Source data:
## Begin
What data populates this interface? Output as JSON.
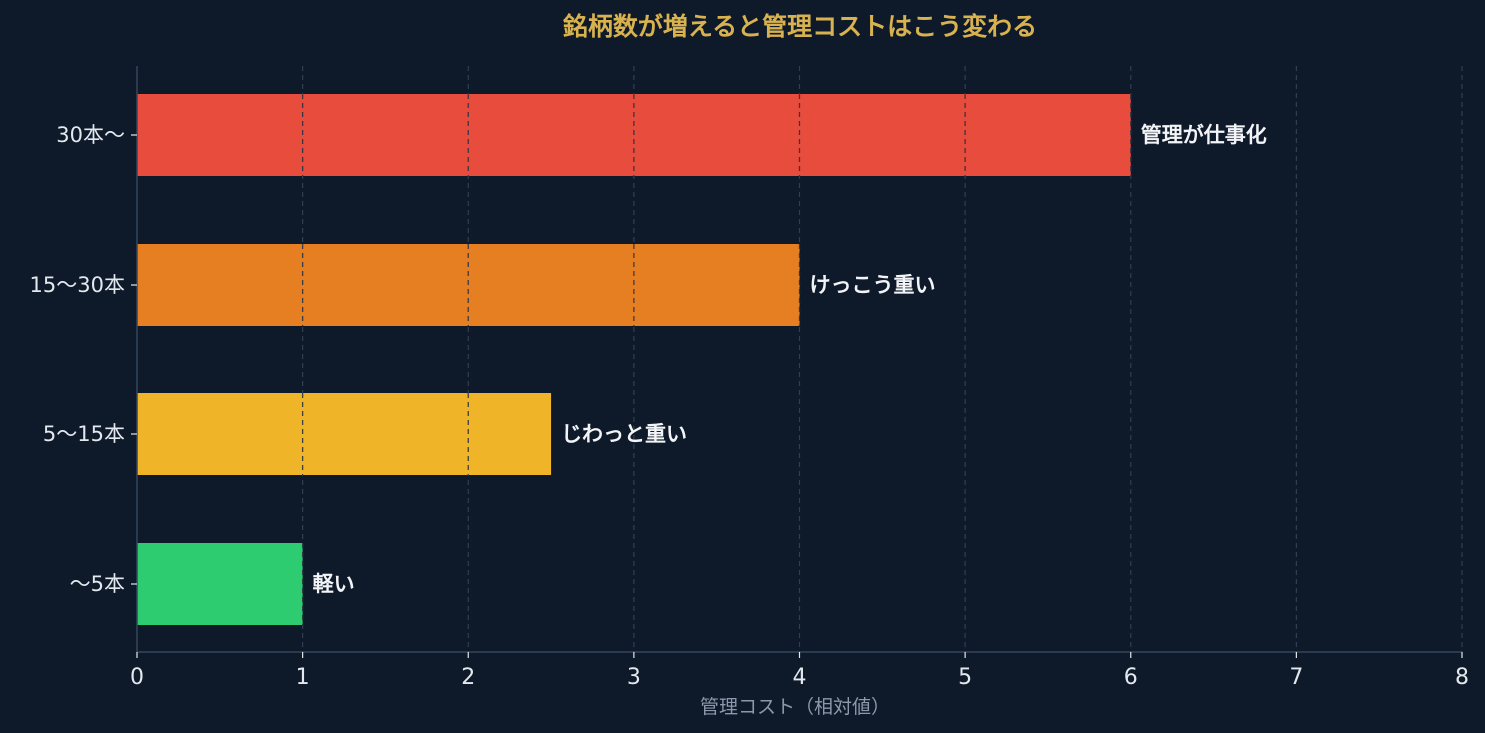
{
  "colors": {
    "background": "#0e1a2a",
    "title": "#d9b250",
    "tick_text": "#e3e8ee",
    "axis_label": "#8a99ab",
    "axis_line": "#33465c",
    "grid": "#2f3e52",
    "bar_label": "#f2f4f7"
  },
  "chart_data": {
    "type": "bar",
    "orientation": "horizontal",
    "title": "銘柄数が増えると管理コストはこう変わる",
    "xlabel": "管理コスト（相対値）",
    "ylabel": "",
    "xlim": [
      0,
      8
    ],
    "x_ticks": [
      "0",
      "1",
      "2",
      "3",
      "4",
      "5",
      "6",
      "7",
      "8"
    ],
    "grid": "vertical-dashed",
    "categories": [
      "30本〜",
      "15〜30本",
      "5〜15本",
      "〜5本"
    ],
    "values": [
      6,
      4,
      2.5,
      1
    ],
    "bar_labels": [
      "管理が仕事化",
      "けっこう重い",
      "じわっと重い",
      "軽い"
    ],
    "bar_colors": [
      "#e84c3d",
      "#e67e22",
      "#f0b429",
      "#2ecc71"
    ]
  }
}
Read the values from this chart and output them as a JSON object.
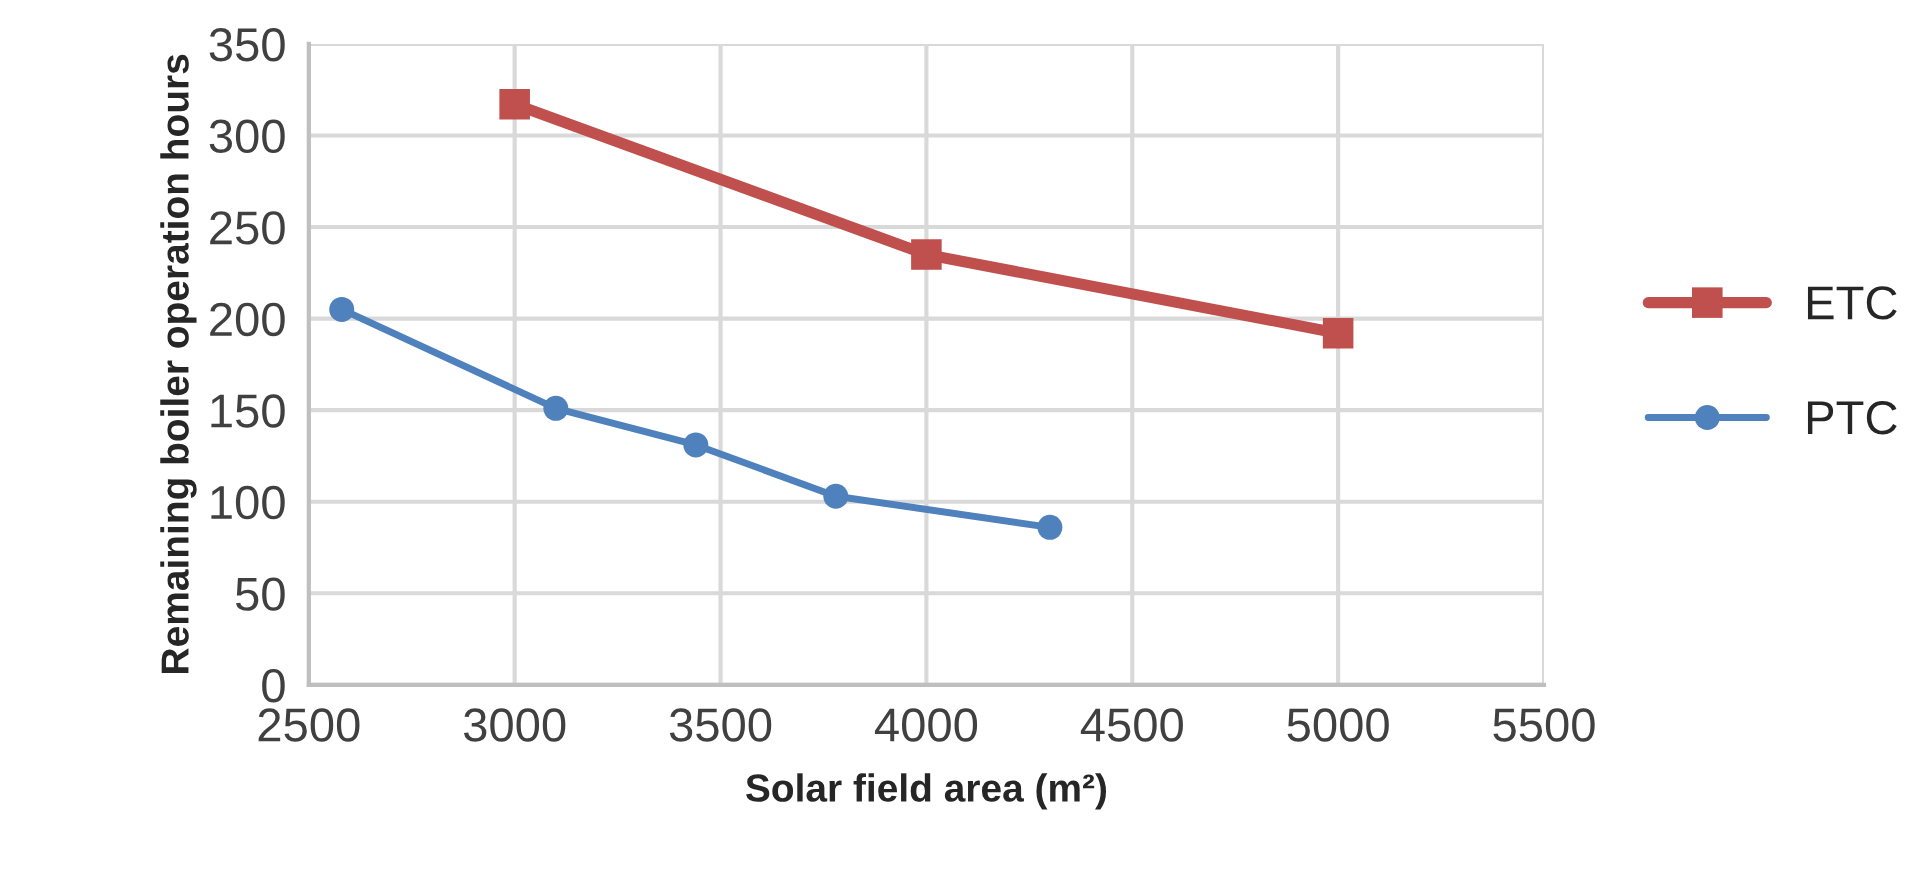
## End
→ **EXERCISE**:
Tally the lines of the records holding the word "title", then state only the tally.

→ **TASK RESULT**:
2